# Where to hunt in Free State



## normbates1 (Apr 14, 2008)

Now that I've moved to Maseru, I'm almost ready to go. That is as soon as I get my car and bow here. So, I'm looking for a place to go meat hunting near by. When I say near, I mean within about 3 hours drive. 

Now that we have that taken care of. Does anyone need a front differential for a Land Rover 110? I have new one coming down from Kenya and I never used it.

3D time now. Again, I have some Free State questions, Does anyone know of any clubs near Ladybrand give or take an hours drive?

Thanks all for the help and I look forward to meeting all of you once I get some wheels and can start traveling around.

Rock on,
Norm


----------



## Invictus (May 19, 2007)

Hi

I live in Bloemfontein about 1 1/2 hours drive from Maseru and there is a few guys who do hunting in our area I can do the introductions if you like here is a couple of bowshops that also act as ''outfitters''.

- - - - -

## [Required work]
**1.** Shorten the paragraph of the Free State hunting thread that begins "Now that I've moved to Maseru," keeping its main facts.
**2.** Carry on the Free State hunting thread, starting right after its last sentence.
The material after this point comes from a separate source.

## [Data lines]
- - - - -

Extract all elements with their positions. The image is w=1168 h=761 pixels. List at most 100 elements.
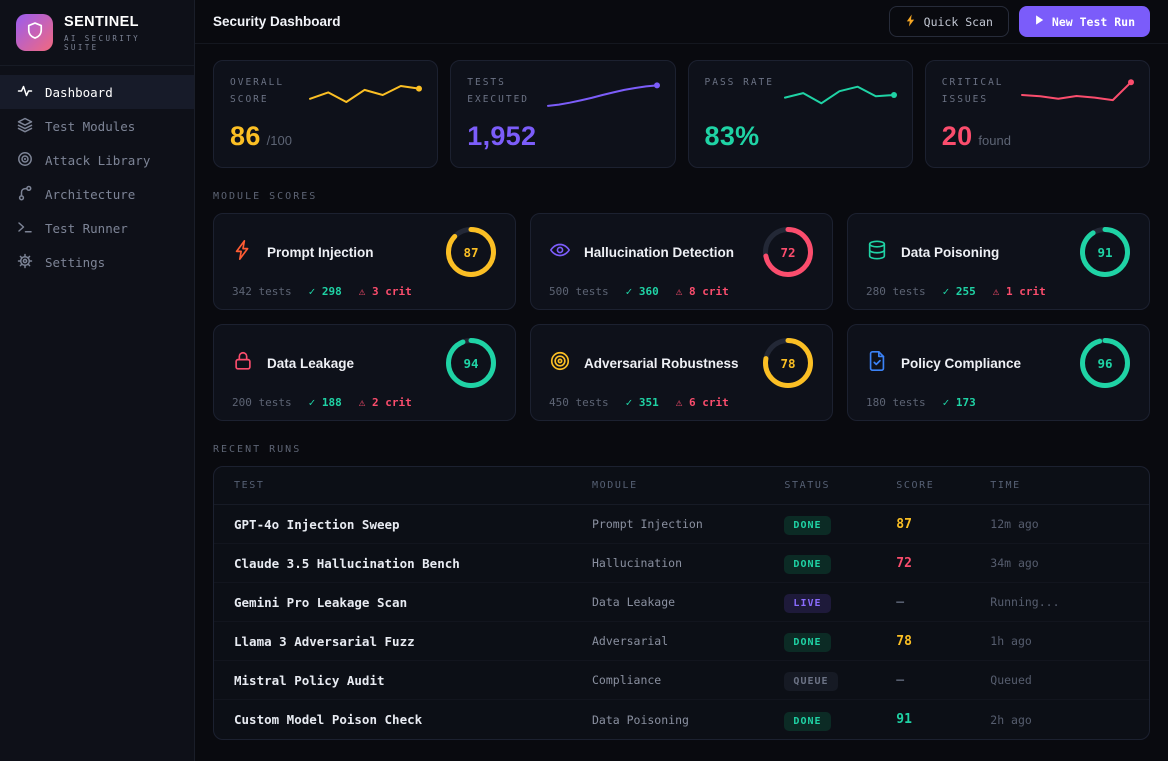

- - - - -

## [Exercise responses]
**1.** Having moved to Maseru, the writer will be ready to hunt once the car and bow arrive, and is looking for a meat-hunting spot within about three hours' drive.

**2.**
You have three bowclubs close to you one in Bethlehem 2 in Bloemfontein two of these clubs host 3d from time to time and there is one club in Kimberley that is also active in 3d but it is about 3 hours from you.

There is a big 3d competition coming up in October in Bloemfontein.

Maybe we should meet and I can give you all the details about the setup in the FS and the contact details.

Regards
Marius


----------



## bowman africa (Sep 5, 2007)

Welcome to civilization.! Now that you are here, why don't you get your arse over to Tzaneen next week for our bowhunting convention ?


----------



## normbates1 (Apr 14, 2008)

Thanks guys. I wish that I could make it up North, but I'm still waiting my my truck to get loaded onto a ship in Kenya. Hopefully it will make it here still running. That should be in 3 or 4 weeks I hope. Good luck to all next week a the convention.

Norm


----------



## spatan (Jul 10, 2006)

*Hi Norm....*

Welcome this side mate, I have a friend who hunts withj bow and black powder how is based in kimberly hes a great guy and it would be great if you could hook up with him, he could take yo to his hunting grounds.

My partner and I may also be interested in the Diff you speak of...I will PM you in this regard.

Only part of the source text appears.